_WORK TO BE COMPLETED:_ Your task is to print the material below exactly as presented.

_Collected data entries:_
══════════

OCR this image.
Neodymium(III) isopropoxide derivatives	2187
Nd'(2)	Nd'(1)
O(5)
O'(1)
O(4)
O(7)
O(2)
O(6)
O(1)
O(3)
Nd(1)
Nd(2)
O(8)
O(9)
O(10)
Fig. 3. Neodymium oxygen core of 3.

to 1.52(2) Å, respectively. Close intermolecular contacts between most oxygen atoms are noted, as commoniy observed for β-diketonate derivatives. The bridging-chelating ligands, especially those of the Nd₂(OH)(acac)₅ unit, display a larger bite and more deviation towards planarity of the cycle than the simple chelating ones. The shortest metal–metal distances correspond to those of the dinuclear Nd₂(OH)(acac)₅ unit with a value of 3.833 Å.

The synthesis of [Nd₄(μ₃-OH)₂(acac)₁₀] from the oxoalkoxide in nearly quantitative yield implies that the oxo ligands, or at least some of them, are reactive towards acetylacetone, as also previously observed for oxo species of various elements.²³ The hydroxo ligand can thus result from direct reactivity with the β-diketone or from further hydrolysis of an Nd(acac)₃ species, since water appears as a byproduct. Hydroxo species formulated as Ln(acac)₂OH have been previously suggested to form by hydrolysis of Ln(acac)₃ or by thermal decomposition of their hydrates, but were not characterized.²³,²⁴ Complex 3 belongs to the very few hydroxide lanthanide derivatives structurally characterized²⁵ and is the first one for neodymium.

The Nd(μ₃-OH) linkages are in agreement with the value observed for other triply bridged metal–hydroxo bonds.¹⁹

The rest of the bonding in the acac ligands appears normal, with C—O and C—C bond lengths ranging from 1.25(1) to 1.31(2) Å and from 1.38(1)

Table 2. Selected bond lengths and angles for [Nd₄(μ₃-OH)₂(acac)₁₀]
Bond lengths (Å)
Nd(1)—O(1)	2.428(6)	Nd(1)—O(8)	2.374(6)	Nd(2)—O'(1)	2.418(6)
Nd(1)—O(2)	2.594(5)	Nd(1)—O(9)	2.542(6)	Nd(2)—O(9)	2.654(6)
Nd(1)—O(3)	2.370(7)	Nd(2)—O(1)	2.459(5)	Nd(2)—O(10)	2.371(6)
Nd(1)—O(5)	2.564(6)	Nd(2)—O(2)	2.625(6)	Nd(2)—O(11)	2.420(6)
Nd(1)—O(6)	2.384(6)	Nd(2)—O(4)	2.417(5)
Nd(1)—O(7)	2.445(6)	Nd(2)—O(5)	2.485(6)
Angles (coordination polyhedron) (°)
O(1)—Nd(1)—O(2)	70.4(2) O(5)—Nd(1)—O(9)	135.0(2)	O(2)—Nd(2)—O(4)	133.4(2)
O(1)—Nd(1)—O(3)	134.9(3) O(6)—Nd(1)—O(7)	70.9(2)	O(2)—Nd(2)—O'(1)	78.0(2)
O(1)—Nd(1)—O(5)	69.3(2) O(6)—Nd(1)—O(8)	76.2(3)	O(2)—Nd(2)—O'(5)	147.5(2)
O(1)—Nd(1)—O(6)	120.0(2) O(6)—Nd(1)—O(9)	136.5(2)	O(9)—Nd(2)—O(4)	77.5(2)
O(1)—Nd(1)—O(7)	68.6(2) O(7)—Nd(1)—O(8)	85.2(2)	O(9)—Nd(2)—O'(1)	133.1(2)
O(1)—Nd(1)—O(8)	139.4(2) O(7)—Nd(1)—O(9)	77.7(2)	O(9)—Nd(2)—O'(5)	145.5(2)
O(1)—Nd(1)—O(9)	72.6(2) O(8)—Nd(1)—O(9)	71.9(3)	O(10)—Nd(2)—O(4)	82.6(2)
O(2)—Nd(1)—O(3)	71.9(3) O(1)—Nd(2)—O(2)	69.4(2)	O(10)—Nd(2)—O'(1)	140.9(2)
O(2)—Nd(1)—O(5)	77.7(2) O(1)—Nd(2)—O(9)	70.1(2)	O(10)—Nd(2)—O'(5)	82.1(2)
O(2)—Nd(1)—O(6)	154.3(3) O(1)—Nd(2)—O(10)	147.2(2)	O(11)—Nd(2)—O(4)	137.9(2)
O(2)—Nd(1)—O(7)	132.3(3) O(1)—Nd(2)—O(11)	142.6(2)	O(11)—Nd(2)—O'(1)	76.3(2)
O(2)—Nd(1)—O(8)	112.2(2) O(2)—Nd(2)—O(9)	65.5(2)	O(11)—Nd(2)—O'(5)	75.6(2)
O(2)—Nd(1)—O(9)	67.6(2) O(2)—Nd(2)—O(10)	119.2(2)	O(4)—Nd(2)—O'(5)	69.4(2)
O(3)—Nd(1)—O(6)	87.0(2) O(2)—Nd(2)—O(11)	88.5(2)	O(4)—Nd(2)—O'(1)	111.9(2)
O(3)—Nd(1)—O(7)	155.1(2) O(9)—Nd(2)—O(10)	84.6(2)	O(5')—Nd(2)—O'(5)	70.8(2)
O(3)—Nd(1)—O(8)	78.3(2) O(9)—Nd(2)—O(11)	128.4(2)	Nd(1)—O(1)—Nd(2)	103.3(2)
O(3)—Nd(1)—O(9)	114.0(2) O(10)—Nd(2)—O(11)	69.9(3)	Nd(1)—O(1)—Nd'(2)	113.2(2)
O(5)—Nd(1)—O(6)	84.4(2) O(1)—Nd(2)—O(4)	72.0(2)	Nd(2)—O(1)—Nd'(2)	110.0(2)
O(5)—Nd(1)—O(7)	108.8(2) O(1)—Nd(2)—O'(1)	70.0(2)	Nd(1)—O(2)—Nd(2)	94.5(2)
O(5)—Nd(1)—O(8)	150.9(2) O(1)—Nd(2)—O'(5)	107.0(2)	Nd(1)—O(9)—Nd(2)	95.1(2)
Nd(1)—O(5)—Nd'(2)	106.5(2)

══════════

_PROBLEM SOLUTION:_
OCR this image.
Neodymium(III) isopropoxide derivatives	2187
Nd'(2)	Nd'(1)
O(5)
O'(1)
O(4)
O(7)
O(2)
O(6)
O(1)
O(3)
Nd(1)
Nd(2)
O(8)
O(9)
O(10)
Fig. 3. Neodymium oxygen core of 3.

to 1.52(2) Å, respectively. Close intermolecular contacts between most oxygen atoms are noted, as commoniy observed for β-diketonate derivatives. The bridging-chelating ligands, especially those of the Nd₂(OH)(acac)₅ unit, display a larger bite and more deviation towards planarity of the cycle than the simple chelating ones. The shortest metal–metal distances correspond to those of the dinuclear Nd₂(OH)(acac)₅ unit with a value of 3.833 Å.

The synthesis of [Nd₄(μ₃-OH)₂(acac)₁₀] from the oxoalkoxide in nearly quantitative yield implies that the oxo ligands, or at least some of them, are reactive towards acetylacetone, as also previously observed for oxo species of various elements.²³ The hydroxo ligand can thus result from direct reactivity with the β-diketone or from further hydrolysis of an Nd(acac)₃ species, since water appears as a byproduct. Hydroxo species formulated as Ln(acac)₂OH have been previously suggested to form by hydrolysis of Ln(acac)₃ or by thermal decomposition of their hydrates, but were not characterized.²³,²⁴ Complex 3 belongs to the very few hydroxide lanthanide derivatives structurally characterized²⁵ and is the first one for neodymium.

The Nd(μ₃-OH) linkages are in agreement with the value observed for other triply bridged metal–hydroxo bonds.¹⁹

The rest of the bonding in the acac ligands appears normal, with C—O and C—C bond lengths ranging from 1.25(1) to 1.31(2) Å and from 1.38(1)

Table 2. Selected bond lengths and angles for [Nd₄(μ₃-OH)₂(acac)₁₀]
Bond lengths (Å)
Nd(1)—O(1)	2.428(6)	Nd(1)—O(8)	2.374(6)	Nd(2)—O'(1)	2.418(6)
Nd(1)—O(2)	2.594(5)	Nd(1)—O(9)	2.542(6)	Nd(2)—O(9)	2.654(6)
Nd(1)—O(3)	2.370(7)	Nd(2)—O(1)	2.459(5)	Nd(2)—O(10)	2.371(6)
Nd(1)—O(5)	2.564(6)	Nd(2)—O(2)	2.625(6)	Nd(2)—O(11)	2.420(6)
Nd(1)—O(6)	2.384(6)	Nd(2)—O(4)	2.417(5)
Nd(1)—O(7)	2.445(6)	Nd(2)—O(5)	2.485(6)
Angles (coordination polyhedron) (°)
O(1)—Nd(1)—O(2)	70.4(2) O(5)—Nd(1)—O(9)	135.0(2)	O(2)—Nd(2)—O(4)	133.4(2)
O(1)—Nd(1)—O(3)	134.9(3) O(6)—Nd(1)—O(7)	70.9(2)	O(2)—Nd(2)—O'(1)	78.0(2)
O(1)—Nd(1)—O(5)	69.3(2) O(6)—Nd(1)—O(8)	76.2(3)	O(2)—Nd(2)—O'(5)	147.5(2)
O(1)—Nd(1)—O(6)	120.0(2) O(6)—Nd(1)—O(9)	136.5(2)	O(9)—Nd(2)—O(4)	77.5(2)
O(1)—Nd(1)—O(7)	68.6(2) O(7)—Nd(1)—O(8)	85.2(2)	O(9)—Nd(2)—O'(1)	133.1(2)
O(1)—Nd(1)—O(8)	139.4(2) O(7)—Nd(1)—O(9)	77.7(2)	O(9)—Nd(2)—O'(5)	145.5(2)
O(1)—Nd(1)—O(9)	72.6(2) O(8)—Nd(1)—O(9)	71.9(3)	O(10)—Nd(2)—O(4)	82.6(2)
O(2)—Nd(1)—O(3)	71.9(3) O(1)—Nd(2)—O(2)	69.4(2)	O(10)—Nd(2)—O'(1)	140.9(2)
O(2)—Nd(1)—O(5)	77.7(2) O(1)—Nd(2)—O(9)	70.1(2)	O(10)—Nd(2)—O'(5)	82.1(2)
O(2)—Nd(1)—O(6)	154.3(3) O(1)—Nd(2)—O(10)	147.2(2)	O(11)—Nd(2)—O(4)	137.9(2)
O(2)—Nd(1)—O(7)	132.3(3) O(1)—Nd(2)—O(11)	142.6(2)	O(11)—Nd(2)—O'(1)	76.3(2)
O(2)—Nd(1)—O(8)	112.2(2) O(2)—Nd(2)—O(9)	65.5(2)	O(11)—Nd(2)—O'(5)	75.6(2)
O(2)—Nd(1)—O(9)	67.6(2) O(2)—Nd(2)—O(10)	119.2(2)	O(4)—Nd(2)—O'(5)	69.4(2)
O(3)—Nd(1)—O(6)	87.0(2) O(2)—Nd(2)—O(11)	88.5(2)	O(4)—Nd(2)—O'(1)	111.9(2)
O(3)—Nd(1)—O(7)	155.1(2) O(9)—Nd(2)—O(10)	84.6(2)	O(5')—Nd(2)—O'(5)	70.8(2)
O(3)—Nd(1)—O(8)	78.3(2) O(9)—Nd(2)—O(11)	128.4(2)	Nd(1)—O(1)—Nd(2)	103.3(2)
O(3)—Nd(1)—O(9)	114.0(2) O(10)—Nd(2)—O(11)	69.9(3)	Nd(1)—O(1)—Nd'(2)	113.2(2)
O(5)—Nd(1)—O(6)	84.4(2) O(1)—Nd(2)—O(4)	72.0(2)	Nd(2)—O(1)—Nd'(2)	110.0(2)
O(5)—Nd(1)—O(7)	108.8(2) O(1)—Nd(2)—O'(1)	70.0(2)	Nd(1)—O(2)—Nd(2)	94.5(2)
O(5)—Nd(1)—O(8)	150.9(2) O(1)—Nd(2)—O'(5)	107.0(2)	Nd(1)—O(9)—Nd(2)	95.1(2)
Nd(1)—O(5)—Nd'(2)	106.5(2)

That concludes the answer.